Exercise =
Each line below must be set down exactly; omit any image you find.

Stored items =
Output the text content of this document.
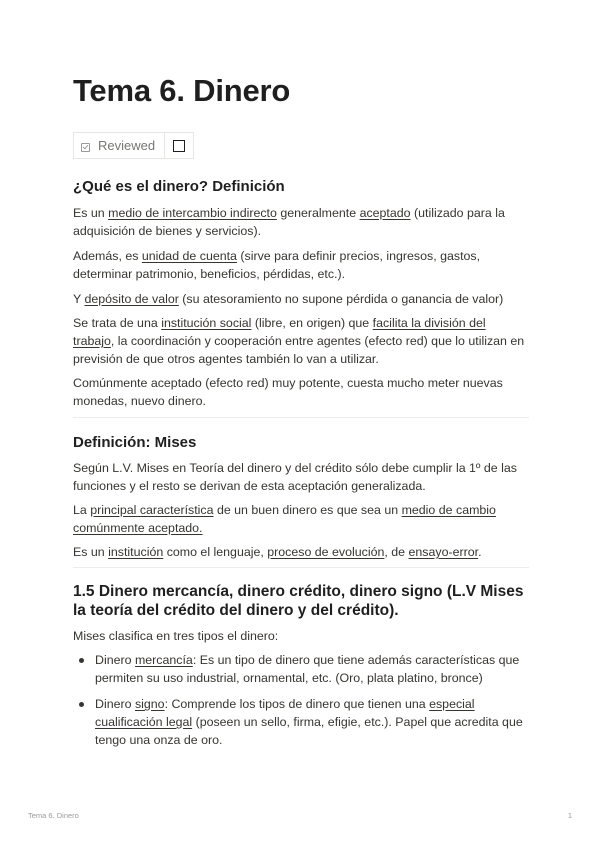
Tema 6. Dinero
Reviewed
¿Qué es el dinero? Definición

Es un medio de intercambio indirecto generalmente aceptado (utilizado para la adquisición de bienes y servicios).

Además, es unidad de cuenta (sirve para definir precios, ingresos, gastos, determinar patrimonio, beneficios, pérdidas, etc.).

Y depósito de valor (su atesoramiento no supone pérdida o ganancia de valor)

Se trata de una institución social (libre, en origen) que facilita la división del trabajo, la coordinación y cooperación entre agentes (efecto red) que lo utilizan en previsión de que otros agentes también lo van a utilizar.

Comúnmente aceptado (efecto red) muy potente, cuesta mucho meter nuevas monedas, nuevo dinero.

Definición: Mises

Según L.V. Mises en Teoría del dinero y del crédito sólo debe cumplir la 1º de las funciones y el resto se derivan de esta aceptación generalizada.

La principal característica de un buen dinero es que sea un medio de cambio comúnmente aceptado.

Es un institución como el lenguaje, proceso de evolución, de ensayo-error.

1.5 Dinero mercancía, dinero crédito, dinero signo (L.V Mises la teoría del crédito del dinero y del crédito).

Mises clasifica en tres tipos el dinero:

Dinero mercancía: Es un tipo de dinero que tiene además características que permiten su uso industrial, ornamental, etc. (Oro, plata platino, bronce)
Dinero signo: Comprende los tipos de dinero que tienen una especial cualificación legal (poseen un sello, firma, efigie, etc.). Papel que acredita que tengo una onza de oro.
Tema 6. Dinero	1
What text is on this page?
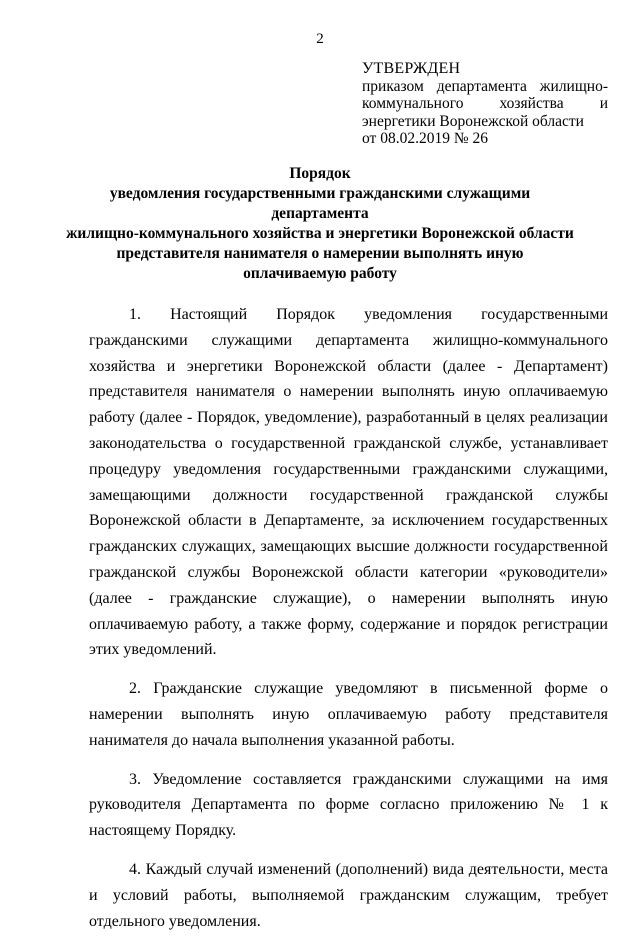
2
УТВЕРЖДЕН
приказом департамента жилищно-
коммунального хозяйства и
энергетики Воронежской области
от 08.02.2019 № 26
Порядок
уведомления государственными гражданскими служащими департамента
жилищно-коммунального хозяйства и энергетики Воронежской области
представителя нанимателя о намерении выполнять иную
оплачиваемую работу

1. Настоящий Порядок уведомления государственными гражданскими служащими департамента жилищно-коммунального хозяйства и энергетики Воронежской области (далее - Департамент) представителя нанимателя о намерении выполнять иную оплачиваемую работу (далее - Порядок, уведомление), разработанный в целях реализации законодательства о государственной гражданской службе, устанавливает процедуру уведомления государственными гражданскими служащими, замещающими должности государственной гражданской службы Воронежской области в Департаменте, за исключением государственных гражданских служащих, замещающих высшие должности государственной гражданской службы Воронежской области категории «руководители» (далее - гражданские служащие), о намерении выполнять иную оплачиваемую работу, а также форму, содержание и порядок регистрации этих уведомлений.

2. Гражданские служащие уведомляют в письменной форме о намерении выполнять иную оплачиваемую работу представителя нанимателя до начала выполнения указанной работы.

3. Уведомление составляется гражданскими служащими на имя руководителя Департамента по форме согласно приложению № 1 к настоящему Порядку.

4. Каждый случай изменений (дополнений) вида деятельности, места и условий работы, выполняемой гражданским служащим, требует отдельного уведомления.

Solution =
Output the text content of this document.
Tema 6. Dinero
Reviewed
¿Qué es el dinero? Definición

Es un medio de intercambio indirecto generalmente aceptado (utilizado para la adquisición de bienes y servicios).

Además, es unidad de cuenta (sirve para definir precios, ingresos, gastos, determinar patrimonio, beneficios, pérdidas, etc.).

Y depósito de valor (su atesoramiento no supone pérdida o ganancia de valor)

Se trata de una institución social (libre, en origen) que facilita la división del trabajo, la coordinación y cooperación entre agentes (efecto red) que lo utilizan en previsión de que otros agentes también lo van a utilizar.

Comúnmente aceptado (efecto red) muy potente, cuesta mucho meter nuevas monedas, nuevo dinero.

Definición: Mises

Según L.V. Mises en Teoría del dinero y del crédito sólo debe cumplir la 1º de las funciones y el resto se derivan de esta aceptación generalizada.

La principal característica de un buen dinero es que sea un medio de cambio comúnmente aceptado.

Es un institución como el lenguaje, proceso de evolución, de ensayo-error.

1.5 Dinero mercancía, dinero crédito, dinero signo (L.V Mises la teoría del crédito del dinero y del crédito).

Mises clasifica en tres tipos el dinero:

Dinero mercancía: Es un tipo de dinero que tiene además características que permiten su uso industrial, ornamental, etc. (Oro, plata platino, bronce)
Dinero signo: Comprende los tipos de dinero que tienen una especial cualificación legal (poseen un sello, firma, efigie, etc.). Papel que acredita que tengo una onza de oro.
Tema 6. Dinero	1
What text is on this page?
2
УТВЕРЖДЕН
приказом департамента жилищно-
коммунального хозяйства и
энергетики Воронежской области
от 08.02.2019 № 26
Порядок
уведомления государственными гражданскими служащими департамента
жилищно-коммунального хозяйства и энергетики Воронежской области
представителя нанимателя о намерении выполнять иную
оплачиваемую работу

1. Настоящий Порядок уведомления государственными гражданскими служащими департамента жилищно-коммунального хозяйства и энергетики Воронежской области (далее - Департамент) представителя нанимателя о намерении выполнять иную оплачиваемую работу (далее - Порядок, уведомление), разработанный в целях реализации законодательства о государственной гражданской службе, устанавливает процедуру уведомления государственными гражданскими служащими, замещающими должности государственной гражданской службы Воронежской области в Департаменте, за исключением государственных гражданских служащих, замещающих высшие должности государственной гражданской службы Воронежской области категории «руководители» (далее - гражданские служащие), о намерении выполнять иную оплачиваемую работу, а также форму, содержание и порядок регистрации этих уведомлений.

2. Гражданские служащие уведомляют в письменной форме о намерении выполнять иную оплачиваемую работу представителя нанимателя до начала выполнения указанной работы.

3. Уведомление составляется гражданскими служащими на имя руководителя Департамента по форме согласно приложению № 1 к настоящему Порядку.

4. Каждый случай изменений (дополнений) вида деятельности, места и условий работы, выполняемой гражданским служащим, требует отдельного уведомления.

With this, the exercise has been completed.